Exercise aim.
Give a verbatim copy of the lines below, minus the pictures.

================================

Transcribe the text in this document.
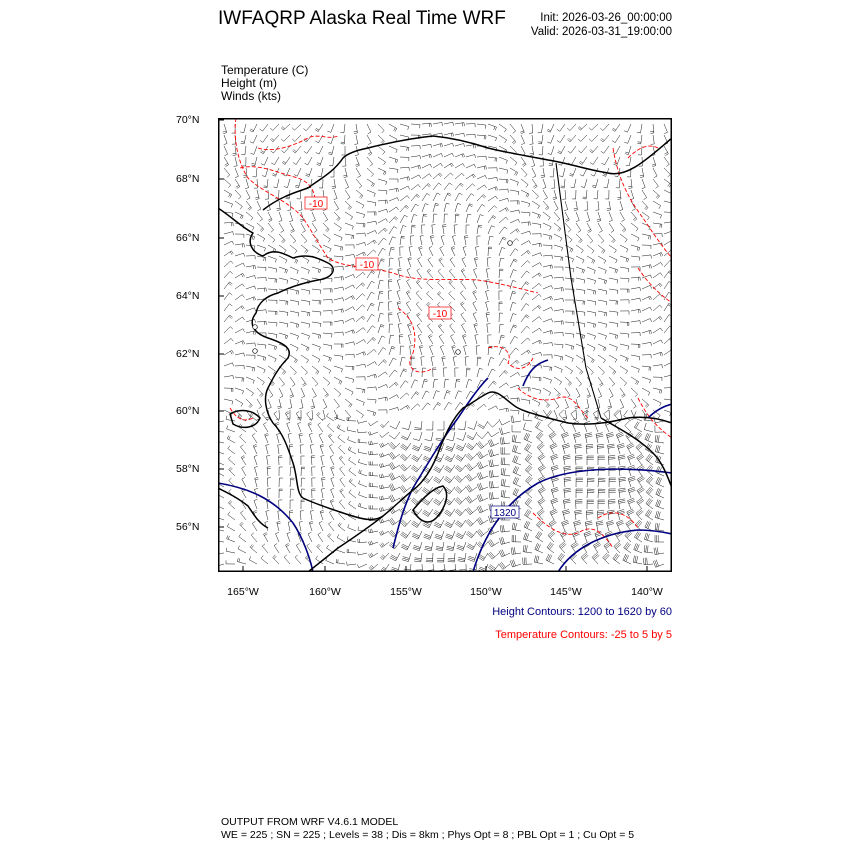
IWFAQRP Alaska Real Time WRF	Init: 2026-03-26_00:00:00
Valid: 2026-03-31_19:00:00
Temperature (C)
Height (m)
Winds (kts)
70°N
68°N
66°N
64°N
62°N
60°N
58°N
56°N
165°W	160°W	155°W	150°W	145°W	140°W
-10
-10
-10
1320
Height Contours: 1200 to 1620 by 60
Temperature Contours: -25 to 5 by 5
OUTPUT FROM WRF V4.6.1 MODEL
WE = 225 ; SN = 225 ; Levels = 38 ; Dis = 8km ; Phys Opt = 8 ; PBL Opt = 1 ; Cu Opt = 5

================================

Solution.
Transcribe the text in this document.
IWFAQRP Alaska Real Time WRF	Init: 2026-03-26_00:00:00
Valid: 2026-03-31_19:00:00
Temperature (C)
Height (m)
Winds (kts)
70°N
68°N
66°N
64°N
62°N
60°N
58°N
56°N
165°W	160°W	155°W	150°W	145°W	140°W
-10
-10
-10
1320
Height Contours: 1200 to 1620 by 60
Temperature Contours: -25 to 5 by 5
OUTPUT FROM WRF V4.6.1 MODEL
WE = 225 ; SN = 225 ; Levels = 38 ; Dis = 8km ; Phys Opt = 8 ; PBL Opt = 1 ; Cu Opt = 5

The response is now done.